What is asked> Retype the data that follows line by line, exactly, and leave its pictures out.

— Start Rows —

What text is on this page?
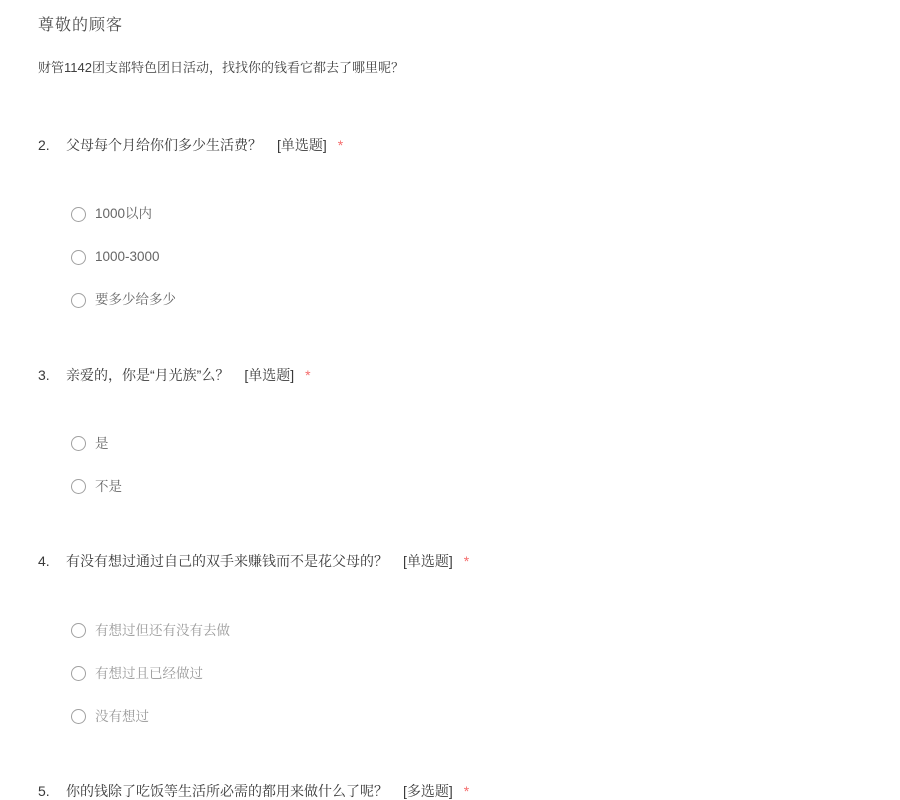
尊敬的顾客
财管1142团支部特色团日活动，找找你的钱看它都去了哪里呢？
2. 父母每个月给你们多少生活费？ [单选题] *
1000以内
1000-3000
要多少给多少
3. 亲爱的，你是“月光族”么？ [单选题] *
是
不是
4. 有没有想过通过自己的双手来赚钱而不是花父母的？ [单选题] *
有想过但还有没有去做
有想过且已经做过
没有想过
5. 你的钱除了吃饭等生活所必需的都用来做什么了呢？ [多选题] *
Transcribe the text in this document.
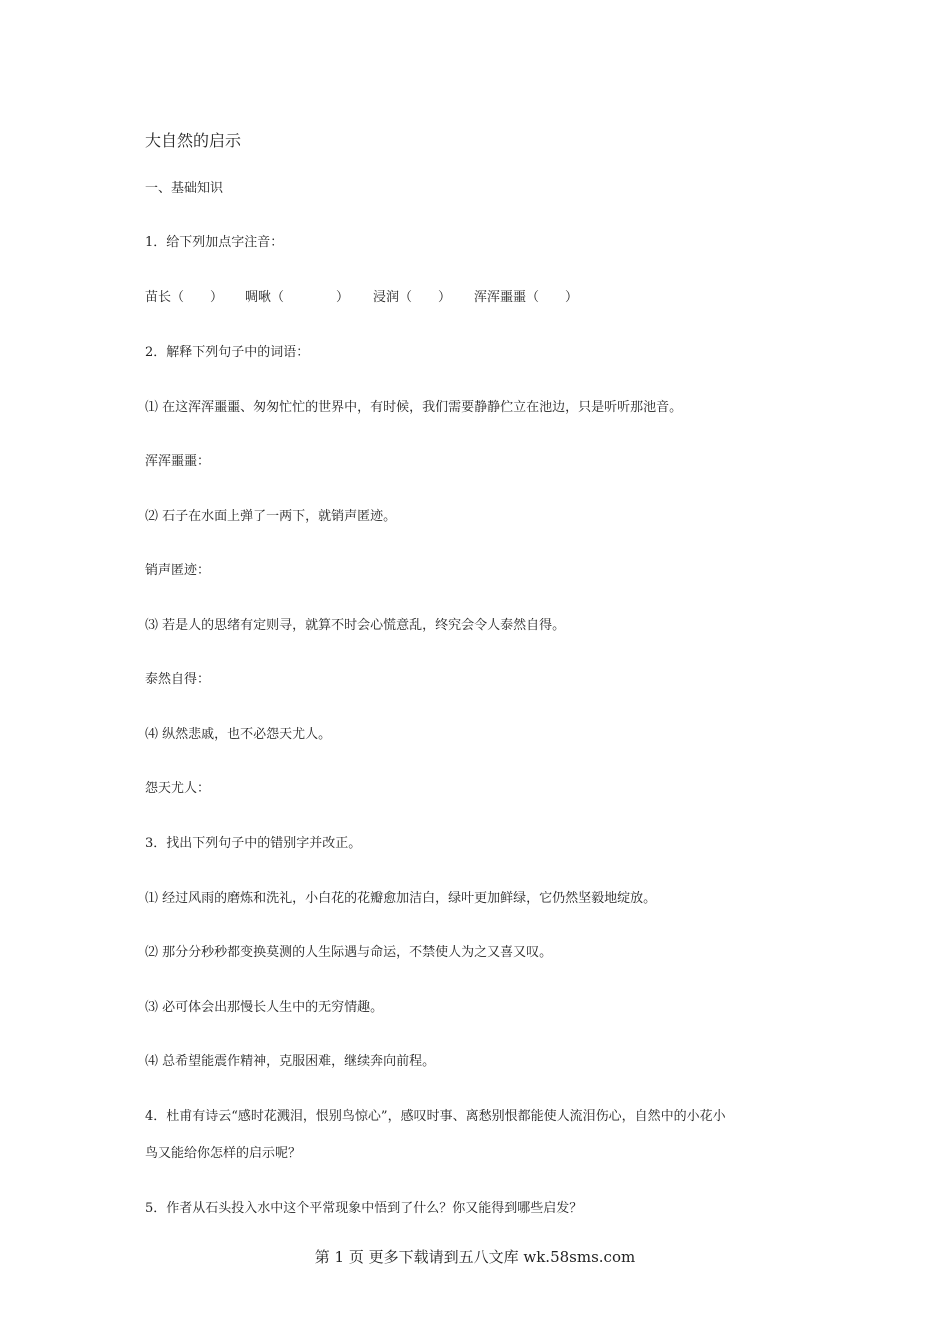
大自然的启示
一、基础知识
1．给下列加点字注音：
苗长（　　）	啁啾（　　　　）	浸润（　　）	浑浑噩噩（　　）
2．解释下列句子中的词语：
⑴ 在这浑浑噩噩、匆匆忙忙的世界中，有时候，我们需要静静伫立在池边，只是听听那池音。
浑浑噩噩：
⑵ 石子在水面上弹了一两下，就销声匿迹。
销声匿迹：
⑶ 若是人的思绪有定则寻，就算不时会心慌意乱，终究会令人泰然自得。
泰然自得：
⑷ 纵然悲戚，也不必怨天尤人。
怨天尤人：
3．找出下列句子中的错别字并改正。
⑴ 经过风雨的磨炼和洗礼，小白花的花瓣愈加洁白，绿叶更加鲜绿，它仍然坚毅地绽放。
⑵ 那分分秒秒都变换莫测的人生际遇与命运，不禁使人为之又喜又叹。
⑶ 必可体会出那慢长人生中的无穷情趣。
⑷ 总希望能震作精神，克服困难，继续奔向前程。
4．杜甫有诗云“感时花溅泪，恨别鸟惊心”，感叹时事、离愁别恨都能使人流泪伤心，自然中的小花小
鸟又能给你怎样的启示呢？
5．作者从石头投入水中这个平常现象中悟到了什么？你又能得到哪些启发？
第 1 页 更多下载请到五八文库 wk.58sms.com
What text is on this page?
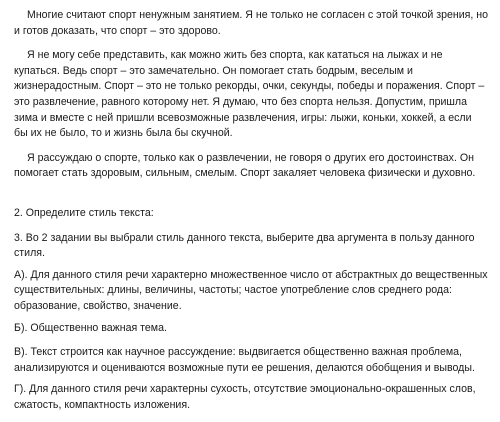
Многие считают спорт ненужным занятием. Я не только не согласен с этой точкой зрения, но и готов доказать, что спорт – это здорово.

Я не могу себе представить, как можно жить без спорта, как кататься на лыжах и не купаться. Ведь спорт – это замечательно. Он помогает стать бодрым, веселым и жизнерадостным. Спорт – это не только рекорды, очки, секунды, победы и поражения. Спорт – это развлечение, равного которому нет. Я думаю, что без спорта нельзя. Допустим, пришла зима и вместе с ней пришли всевозможные развлечения, игры: лыжи, коньки, хоккей, а если бы их не было, то и жизнь была бы скучной.

Я рассуждаю о спорте, только как о развлечении, не говоря о других его достоинствах. Он помогает стать здоровым, сильным, смелым. Спорт закаляет человека физически и духовно.

2. Определите стиль текста:

3. Во 2 задании вы выбрали стиль данного текста, выберите два аргумента в пользу данного стиля.

А). Для данного стиля речи характерно множественное число от абстрактных до вещественных существительных: длины, величины, частоты; частое употребление слов среднего рода: образование, свойство, значение.

Б). Общественно важная тема.

В). Текст строится как научное рассуждение: выдвигается общественно важная проблема, анализируются и оцениваются возможные пути ее решения, делаются обобщения и выводы.

Г). Для данного стиля речи характерны сухость, отсутствие эмоционально-окрашенных слов, сжатость, компактность изложения.
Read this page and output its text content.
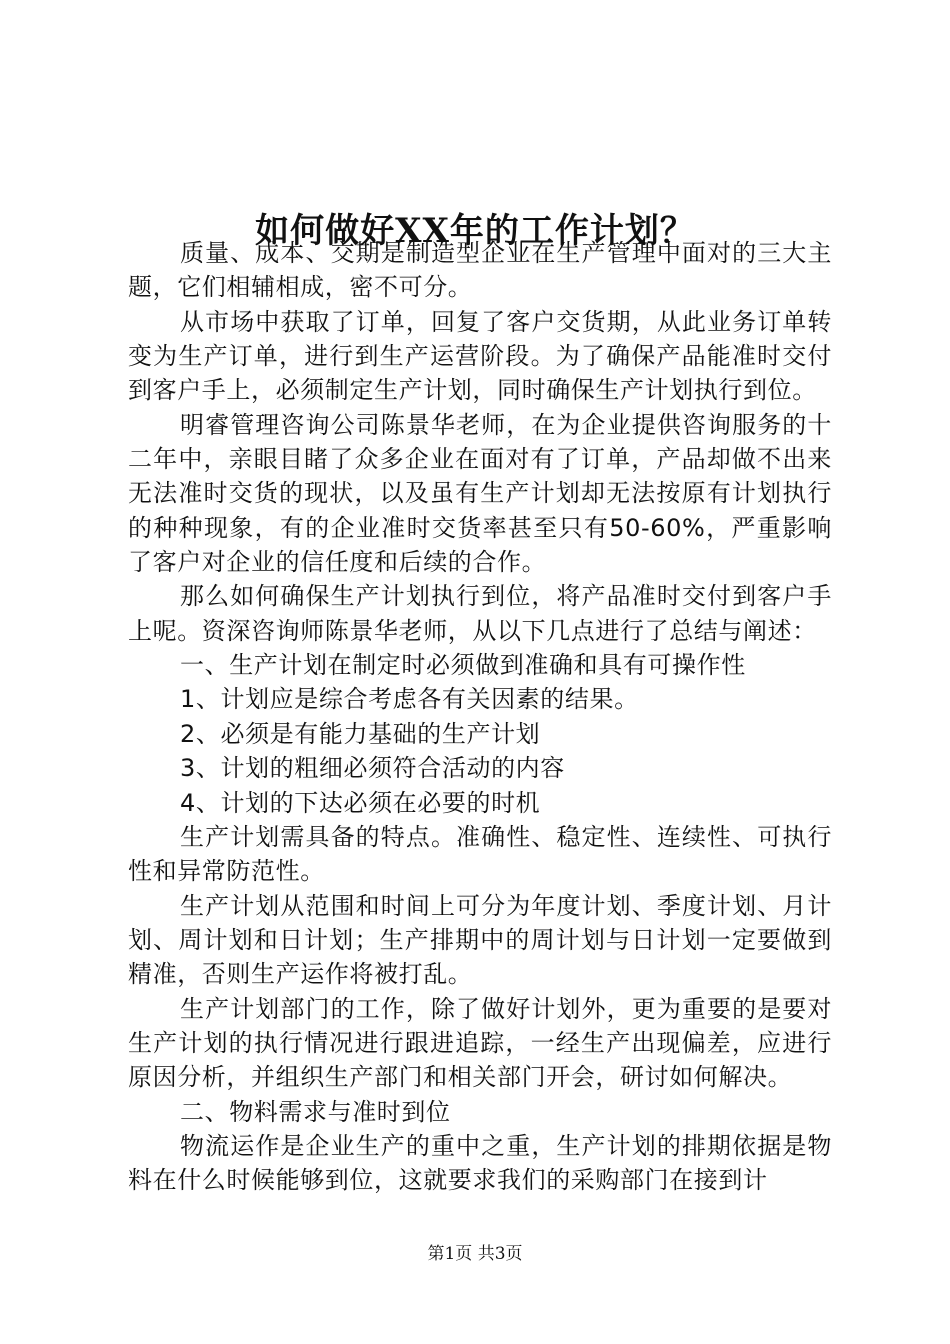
如何做好XX年的工作计划？

质量、成本、交期是制造型企业在生产管理中面对的三大主题，它们相辅相成，密不可分。

从市场中获取了订单，回复了客户交货期，从此业务订单转变为生产订单，进行到生产运营阶段。为了确保产品能准时交付到客户手上，必须制定生产计划，同时确保生产计划执行到位。

明睿管理咨询公司陈景华老师，在为企业提供咨询服务的十二年中，亲眼目睹了众多企业在面对有了订单，产品却做不出来无法准时交货的现状，以及虽有生产计划却无法按原有计划执行的种种现象，有的企业准时交货率甚至只有50-60%，严重影响了客户对企业的信任度和后续的合作。

那么如何确保生产计划执行到位，将产品准时交付到客户手上呢。资深咨询师陈景华老师，从以下几点进行了总结与阐述：

一、生产计划在制定时必须做到准确和具有可操作性

1、计划应是综合考虑各有关因素的结果。

2、必须是有能力基础的生产计划

3、计划的粗细必须符合活动的内容

4、计划的下达必须在必要的时机

生产计划需具备的特点。准确性、稳定性、连续性、可执行性和异常防范性。

生产计划从范围和时间上可分为年度计划、季度计划、月计划、周计划和日计划；生产排期中的周计划与日计划一定要做到精准，否则生产运作将被打乱。

生产计划部门的工作，除了做好计划外，更为重要的是要对生产计划的执行情况进行跟进追踪，一经生产出现偏差，应进行原因分析，并组织生产部门和相关部门开会，研讨如何解决。

二、物料需求与准时到位

物流运作是企业生产的重中之重，生产计划的排期依据是物料在什么时候能够到位，这就要求我们的采购部门在接到计

第1页 共3页
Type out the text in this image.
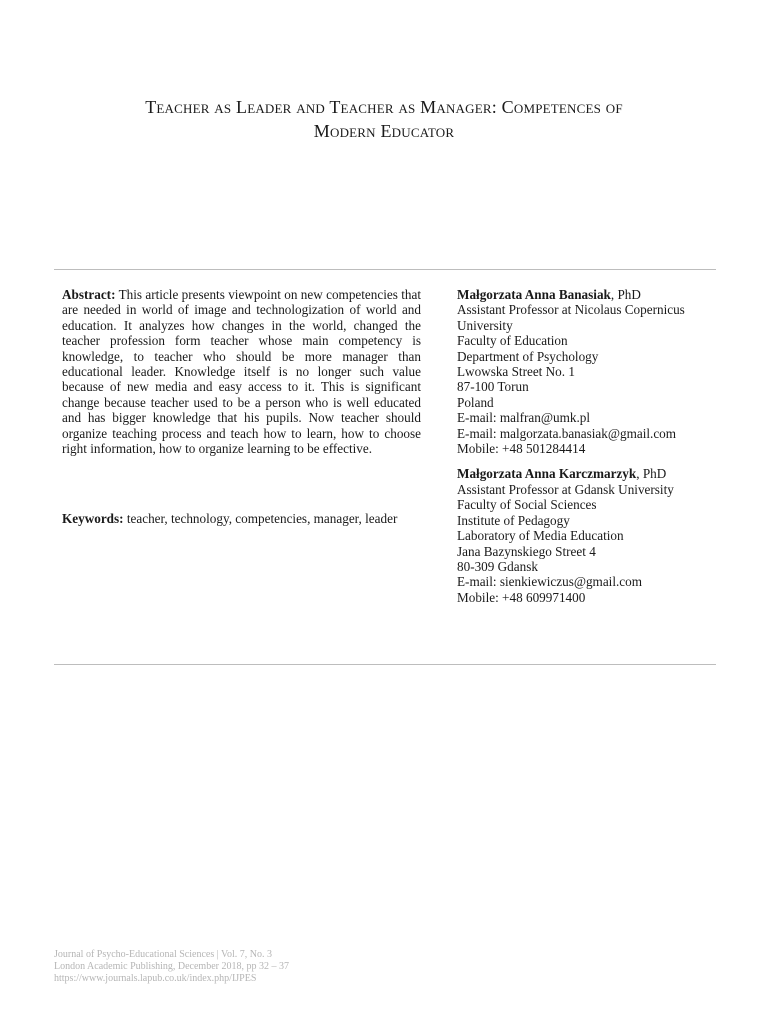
Teacher as Leader and Teacher as Manager: Competences of
Modern Educator
Abstract: This article presents viewpoint on new competencies that are needed in world of image and technologization of world and education. It analyzes how changes in the world, changed the teacher profession form teacher whose main competency is knowledge, to teacher who should be more manager than educational leader. Knowledge itself is no longer such value because of new media and easy access to it. This is significant change because teacher used to be a person who is well educated and has bigger knowledge that his pupils. Now teacher should organize teaching process and teach how to learn, how to choose right information, how to organize learning to be effective.
Keywords: teacher, technology, competencies, manager, leader
Małgorzata Anna Banasiak, PhD
Assistant Professor at Nicolaus Copernicus University
Faculty of Education
Department of Psychology
Lwowska Street No. 1
87-100 Torun
Poland
E-mail: malfran@umk.pl
E-mail: malgorzata.banasiak@gmail.com
Mobile: +48 501284414
Małgorzata Anna Karczmarzyk, PhD
Assistant Professor at Gdansk University
Faculty of Social Sciences
Institute of Pedagogy
Laboratory of Media Education
Jana Bazynskiego Street 4
80-309 Gdansk
E-mail: sienkiewiczus@gmail.com
Mobile: +48 609971400
Journal of Psycho-Educational Sciences | Vol. 7, No. 3
London Academic Publishing, December 2018, pp 32 – 37
https://www.journals.lapub.co.uk/index.php/IJPES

— End Rows —

Result for this exercise>
What text is on this page?
尊敬的顾客
财管1142团支部特色团日活动，找找你的钱看它都去了哪里呢？
2. 父母每个月给你们多少生活费？ [单选题] *
1000以内
1000-3000
要多少给多少
3. 亲爱的，你是“月光族”么？ [单选题] *
是
不是
4. 有没有想过通过自己的双手来赚钱而不是花父母的？ [单选题] *
有想过但还有没有去做
有想过且已经做过
没有想过
5. 你的钱除了吃饭等生活所必需的都用来做什么了呢？ [多选题] *
Transcribe the text in this document.
大自然的启示
一、基础知识
1．给下列加点字注音：
苗长（　　）	啁啾（　　　　）	浸润（　　）	浑浑噩噩（　　）
2．解释下列句子中的词语：
⑴ 在这浑浑噩噩、匆匆忙忙的世界中，有时候，我们需要静静伫立在池边，只是听听那池音。
浑浑噩噩：
⑵ 石子在水面上弹了一两下，就销声匿迹。
销声匿迹：
⑶ 若是人的思绪有定则寻，就算不时会心慌意乱，终究会令人泰然自得。
泰然自得：
⑷ 纵然悲戚，也不必怨天尤人。
怨天尤人：
3．找出下列句子中的错别字并改正。
⑴ 经过风雨的磨炼和洗礼，小白花的花瓣愈加洁白，绿叶更加鲜绿，它仍然坚毅地绽放。
⑵ 那分分秒秒都变换莫测的人生际遇与命运，不禁使人为之又喜又叹。
⑶ 必可体会出那慢长人生中的无穷情趣。
⑷ 总希望能震作精神，克服困难，继续奔向前程。
4．杜甫有诗云“感时花溅泪，恨别鸟惊心”，感叹时事、离愁别恨都能使人流泪伤心，自然中的小花小
鸟又能给你怎样的启示呢？
5．作者从石头投入水中这个平常现象中悟到了什么？你又能得到哪些启发？
第 1 页 更多下载请到五八文库 wk.58sms.com
What text is on this page?
Многие считают спорт ненужным занятием. Я не только не согласен с этой точкой зрения, но и готов доказать, что спорт – это здорово.

Я не могу себе представить, как можно жить без спорта, как кататься на лыжах и не купаться. Ведь спорт – это замечательно. Он помогает стать бодрым, веселым и жизнерадостным. Спорт – это не только рекорды, очки, секунды, победы и поражения. Спорт – это развлечение, равного которому нет. Я думаю, что без спорта нельзя. Допустим, пришла зима и вместе с ней пришли всевозможные развлечения, игры: лыжи, коньки, хоккей, а если бы их не было, то и жизнь была бы скучной.

Я рассуждаю о спорте, только как о развлечении, не говоря о других его достоинствах. Он помогает стать здоровым, сильным, смелым. Спорт закаляет человека физически и духовно.

2. Определите стиль текста:

3. Во 2 задании вы выбрали стиль данного текста, выберите два аргумента в пользу данного стиля.

А). Для данного стиля речи характерно множественное число от абстрактных до вещественных существительных: длины, величины, частоты; частое употребление слов среднего рода: образование, свойство, значение.

Б). Общественно важная тема.

В). Текст строится как научное рассуждение: выдвигается общественно важная проблема, анализируются и оцениваются возможные пути ее решения, делаются обобщения и выводы.

Г). Для данного стиля речи характерны сухость, отсутствие эмоционально-окрашенных слов, сжатость, компактность изложения.
Read this page and output its text content.
如何做好XX年的工作计划？

质量、成本、交期是制造型企业在生产管理中面对的三大主题，它们相辅相成，密不可分。

从市场中获取了订单，回复了客户交货期，从此业务订单转变为生产订单，进行到生产运营阶段。为了确保产品能准时交付到客户手上，必须制定生产计划，同时确保生产计划执行到位。

明睿管理咨询公司陈景华老师，在为企业提供咨询服务的十二年中，亲眼目睹了众多企业在面对有了订单，产品却做不出来无法准时交货的现状，以及虽有生产计划却无法按原有计划执行的种种现象，有的企业准时交货率甚至只有50-60%，严重影响了客户对企业的信任度和后续的合作。

那么如何确保生产计划执行到位，将产品准时交付到客户手上呢。资深咨询师陈景华老师，从以下几点进行了总结与阐述：

一、生产计划在制定时必须做到准确和具有可操作性

1、计划应是综合考虑各有关因素的结果。

2、必须是有能力基础的生产计划

3、计划的粗细必须符合活动的内容

4、计划的下达必须在必要的时机

生产计划需具备的特点。准确性、稳定性、连续性、可执行性和异常防范性。

生产计划从范围和时间上可分为年度计划、季度计划、月计划、周计划和日计划；生产排期中的周计划与日计划一定要做到精准，否则生产运作将被打乱。

生产计划部门的工作，除了做好计划外，更为重要的是要对生产计划的执行情况进行跟进追踪，一经生产出现偏差，应进行原因分析，并组织生产部门和相关部门开会，研讨如何解决。

二、物料需求与准时到位

物流运作是企业生产的重中之重，生产计划的排期依据是物料在什么时候能够到位，这就要求我们的采购部门在接到计

第1页 共3页
Type out the text in this image.
Teacher as Leader and Teacher as Manager: Competences of
Modern Educator
Abstract: This article presents viewpoint on new competencies that are needed in world of image and technologization of world and education. It analyzes how changes in the world, changed the teacher profession form teacher whose main competency is knowledge, to teacher who should be more manager than educational leader. Knowledge itself is no longer such value because of new media and easy access to it. This is significant change because teacher used to be a person who is well educated and has bigger knowledge that his pupils. Now teacher should organize teaching process and teach how to learn, how to choose right information, how to organize learning to be effective.
Keywords: teacher, technology, competencies, manager, leader
Małgorzata Anna Banasiak, PhD
Assistant Professor at Nicolaus Copernicus University
Faculty of Education
Department of Psychology
Lwowska Street No. 1
87-100 Torun
Poland
E-mail: malfran@umk.pl
E-mail: malgorzata.banasiak@gmail.com
Mobile: +48 501284414
Małgorzata Anna Karczmarzyk, PhD
Assistant Professor at Gdansk University
Faculty of Social Sciences
Institute of Pedagogy
Laboratory of Media Education
Jana Bazynskiego Street 4
80-309 Gdansk
E-mail: sienkiewiczus@gmail.com
Mobile: +48 609971400
Journal of Psycho-Educational Sciences | Vol. 7, No. 3
London Academic Publishing, December 2018, pp 32 – 37
https://www.journals.lapub.co.uk/index.php/IJPES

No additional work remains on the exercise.